» EXERCISE PROMPT
Give an exact copy of every line, leaving images out.

» DATASET ENTRIES
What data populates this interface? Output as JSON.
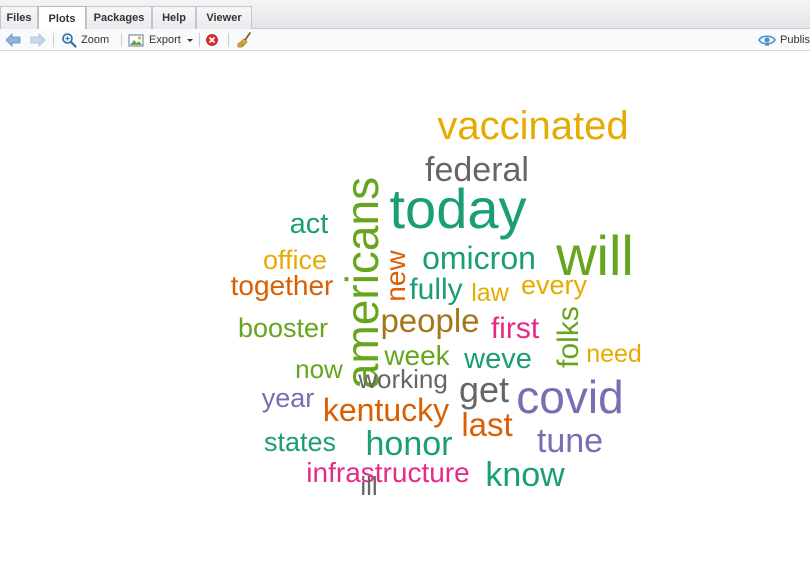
{
  "tabs": [
    {
      "label": "Files"
    },
    {
      "label": "Plots"
    },
    {
      "label": "Packages"
    },
    {
      "label": "Help"
    },
    {
      "label": "Viewer"
    }
  ],
  "active_tab": "Plots",
  "toolbar": {
    "zoom_label": "Zoom",
    "export_label": "Export",
    "publish_label": "Publish"
  },
  "colors": {
    "teal": "#1b9e77",
    "orange": "#d95f02",
    "purple": "#7570b3",
    "magenta": "#e7298a",
    "green": "#66a61e",
    "gold": "#e6ab02",
    "brown": "#a6761d",
    "gray": "#666666"
  },
  "wordcloud": {
    "words": [
      {
        "text": "vaccinated",
        "color": "gold"
      },
      {
        "text": "federal",
        "color": "gray"
      },
      {
        "text": "today",
        "color": "teal"
      },
      {
        "text": "americans",
        "color": "green"
      },
      {
        "text": "act",
        "color": "teal"
      },
      {
        "text": "will",
        "color": "green"
      },
      {
        "text": "office",
        "color": "gold"
      },
      {
        "text": "omicron",
        "color": "teal"
      },
      {
        "text": "new",
        "color": "orange"
      },
      {
        "text": "together",
        "color": "orange"
      },
      {
        "text": "fully",
        "color": "teal"
      },
      {
        "text": "law",
        "color": "gold"
      },
      {
        "text": "every",
        "color": "gold"
      },
      {
        "text": "booster",
        "color": "green"
      },
      {
        "text": "people",
        "color": "brown"
      },
      {
        "text": "first",
        "color": "magenta"
      },
      {
        "text": "folks",
        "color": "green"
      },
      {
        "text": "need",
        "color": "gold"
      },
      {
        "text": "now",
        "color": "green"
      },
      {
        "text": "week",
        "color": "green"
      },
      {
        "text": "weve",
        "color": "teal"
      },
      {
        "text": "working",
        "color": "gray"
      },
      {
        "text": "year",
        "color": "purple"
      },
      {
        "text": "get",
        "color": "gray"
      },
      {
        "text": "covid",
        "color": "purple"
      },
      {
        "text": "kentucky",
        "color": "orange"
      },
      {
        "text": "last",
        "color": "orange"
      },
      {
        "text": "states",
        "color": "teal"
      },
      {
        "text": "honor",
        "color": "teal"
      },
      {
        "text": "tune",
        "color": "purple"
      },
      {
        "text": "infrastructure",
        "color": "magenta"
      },
      {
        "text": "know",
        "color": "teal"
      },
      {
        "text": "ill",
        "color": "gray"
      }
    ]
  }
}
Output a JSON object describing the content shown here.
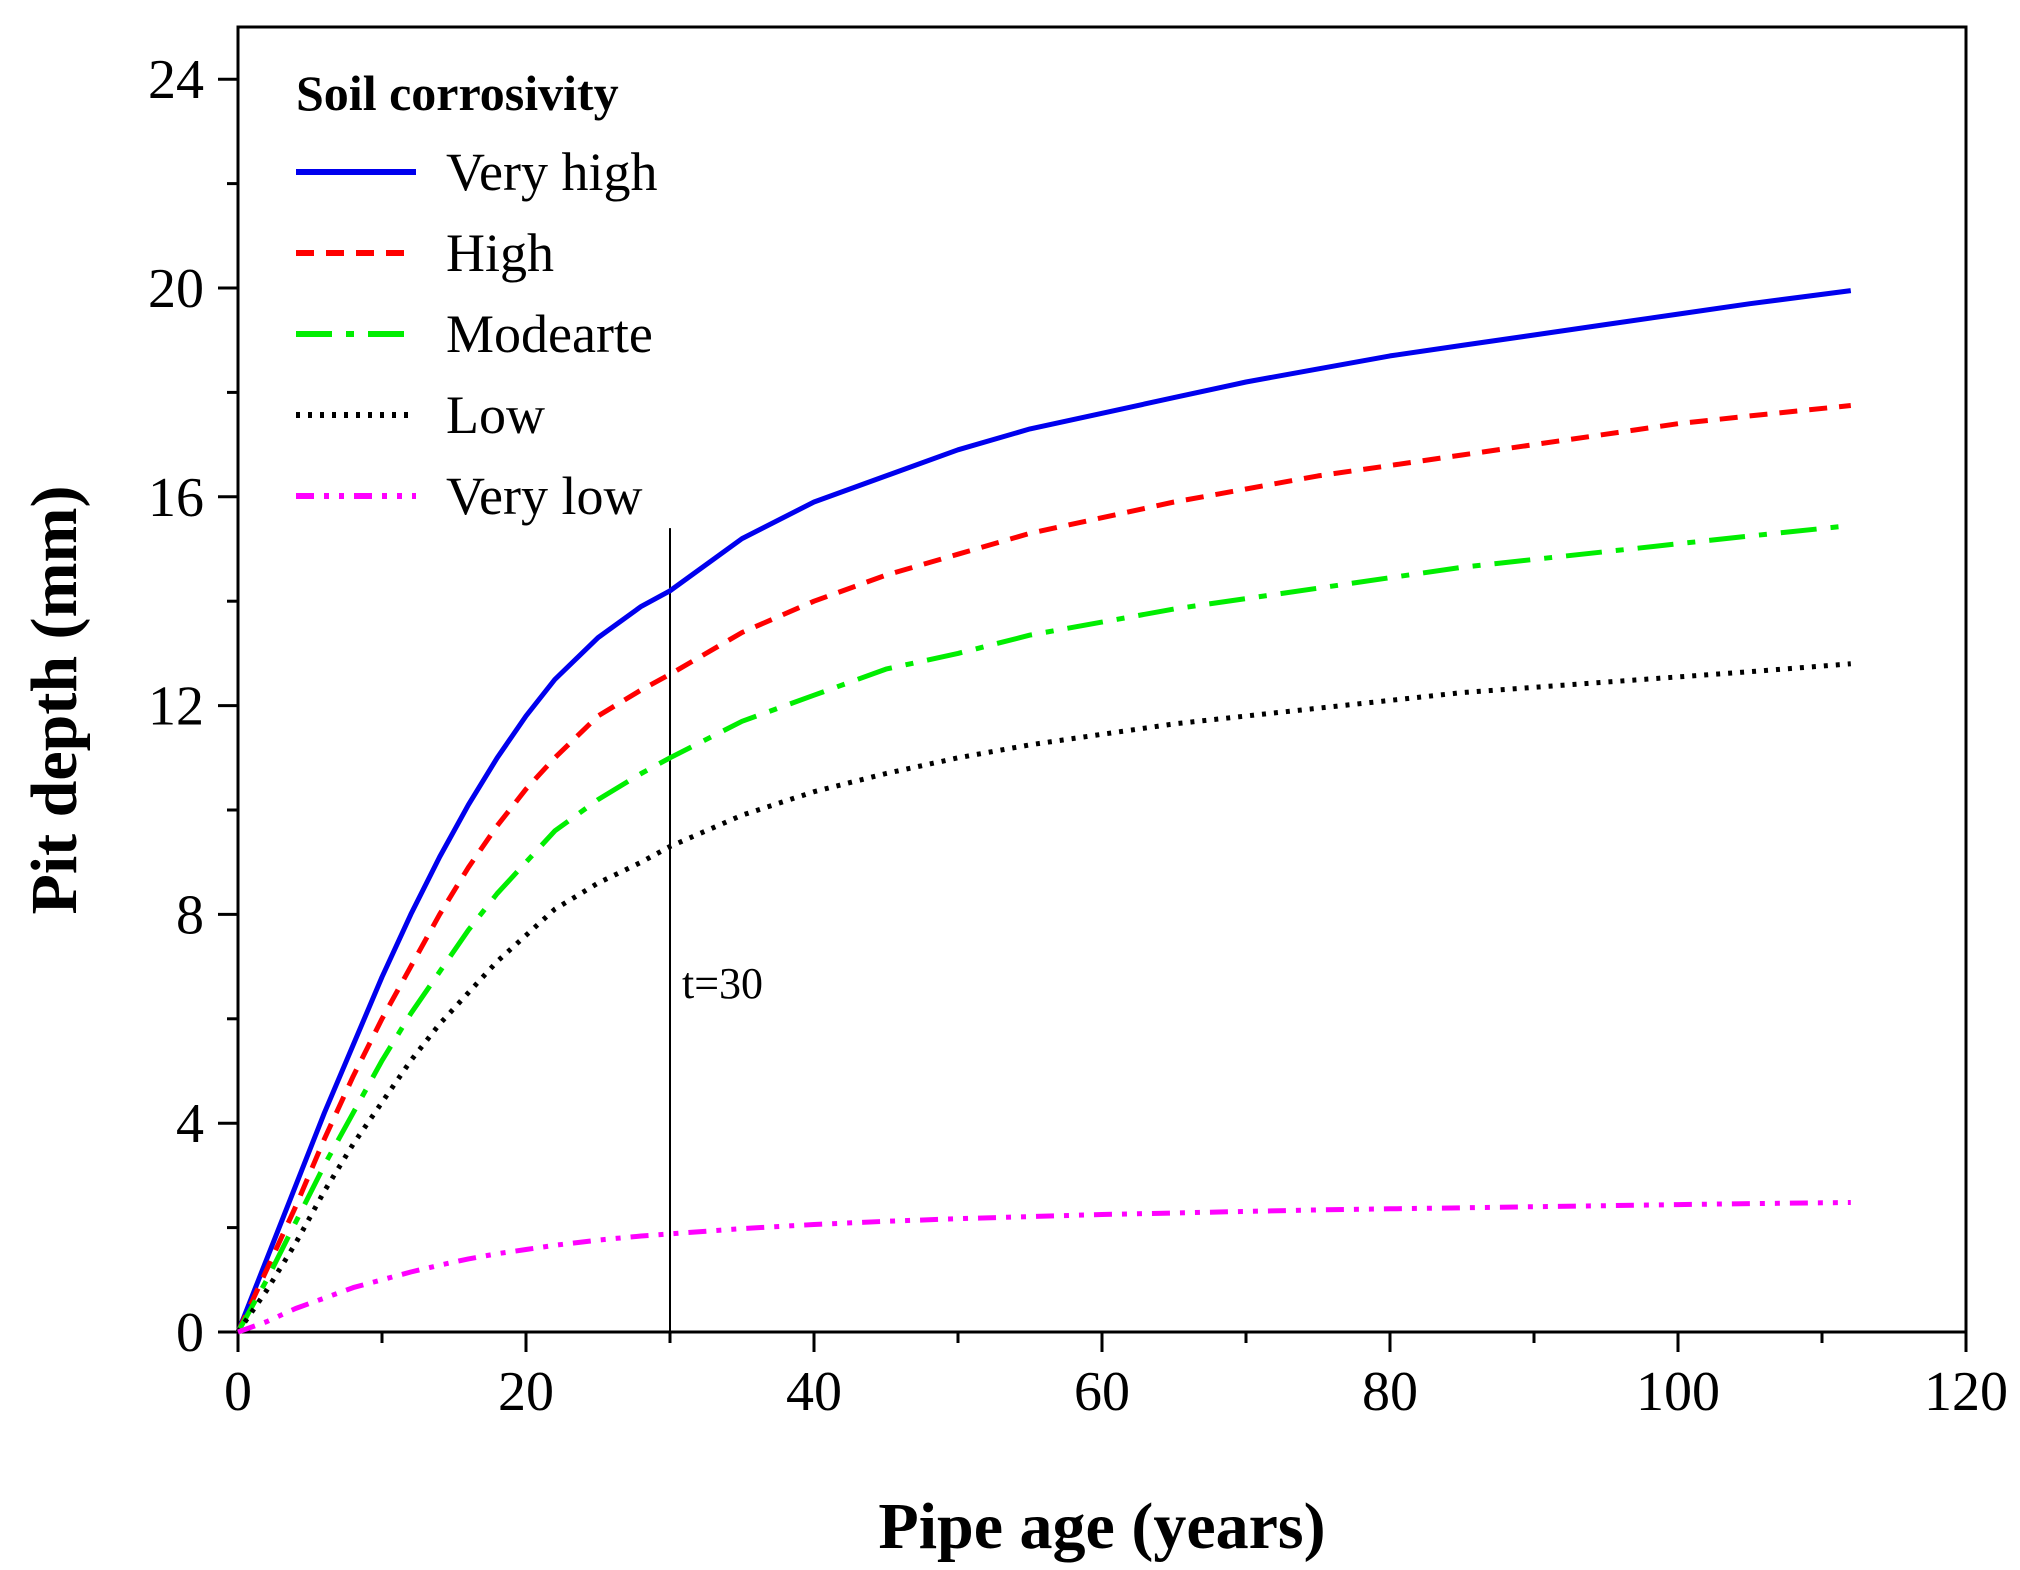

» EXERCISE RESULT
What data populates this interface? Output as JSON.
{
  "tabs": [
    {
      "label": "Files"
    },
    {
      "label": "Plots"
    },
    {
      "label": "Packages"
    },
    {
      "label": "Help"
    },
    {
      "label": "Viewer"
    }
  ],
  "active_tab": "Plots",
  "toolbar": {
    "zoom_label": "Zoom",
    "export_label": "Export",
    "publish_label": "Publish"
  },
  "colors": {
    "teal": "#1b9e77",
    "orange": "#d95f02",
    "purple": "#7570b3",
    "magenta": "#e7298a",
    "green": "#66a61e",
    "gold": "#e6ab02",
    "brown": "#a6761d",
    "gray": "#666666"
  },
  "wordcloud": {
    "words": [
      {
        "text": "vaccinated",
        "color": "gold"
      },
      {
        "text": "federal",
        "color": "gray"
      },
      {
        "text": "today",
        "color": "teal"
      },
      {
        "text": "americans",
        "color": "green"
      },
      {
        "text": "act",
        "color": "teal"
      },
      {
        "text": "will",
        "color": "green"
      },
      {
        "text": "office",
        "color": "gold"
      },
      {
        "text": "omicron",
        "color": "teal"
      },
      {
        "text": "new",
        "color": "orange"
      },
      {
        "text": "together",
        "color": "orange"
      },
      {
        "text": "fully",
        "color": "teal"
      },
      {
        "text": "law",
        "color": "gold"
      },
      {
        "text": "every",
        "color": "gold"
      },
      {
        "text": "booster",
        "color": "green"
      },
      {
        "text": "people",
        "color": "brown"
      },
      {
        "text": "first",
        "color": "magenta"
      },
      {
        "text": "folks",
        "color": "green"
      },
      {
        "text": "need",
        "color": "gold"
      },
      {
        "text": "now",
        "color": "green"
      },
      {
        "text": "week",
        "color": "green"
      },
      {
        "text": "weve",
        "color": "teal"
      },
      {
        "text": "working",
        "color": "gray"
      },
      {
        "text": "year",
        "color": "purple"
      },
      {
        "text": "get",
        "color": "gray"
      },
      {
        "text": "covid",
        "color": "purple"
      },
      {
        "text": "kentucky",
        "color": "orange"
      },
      {
        "text": "last",
        "color": "orange"
      },
      {
        "text": "states",
        "color": "teal"
      },
      {
        "text": "honor",
        "color": "teal"
      },
      {
        "text": "tune",
        "color": "purple"
      },
      {
        "text": "infrastructure",
        "color": "magenta"
      },
      {
        "text": "know",
        "color": "teal"
      },
      {
        "text": "ill",
        "color": "gray"
      }
    ]
  }
}
Output a JSON object describing the content shown here.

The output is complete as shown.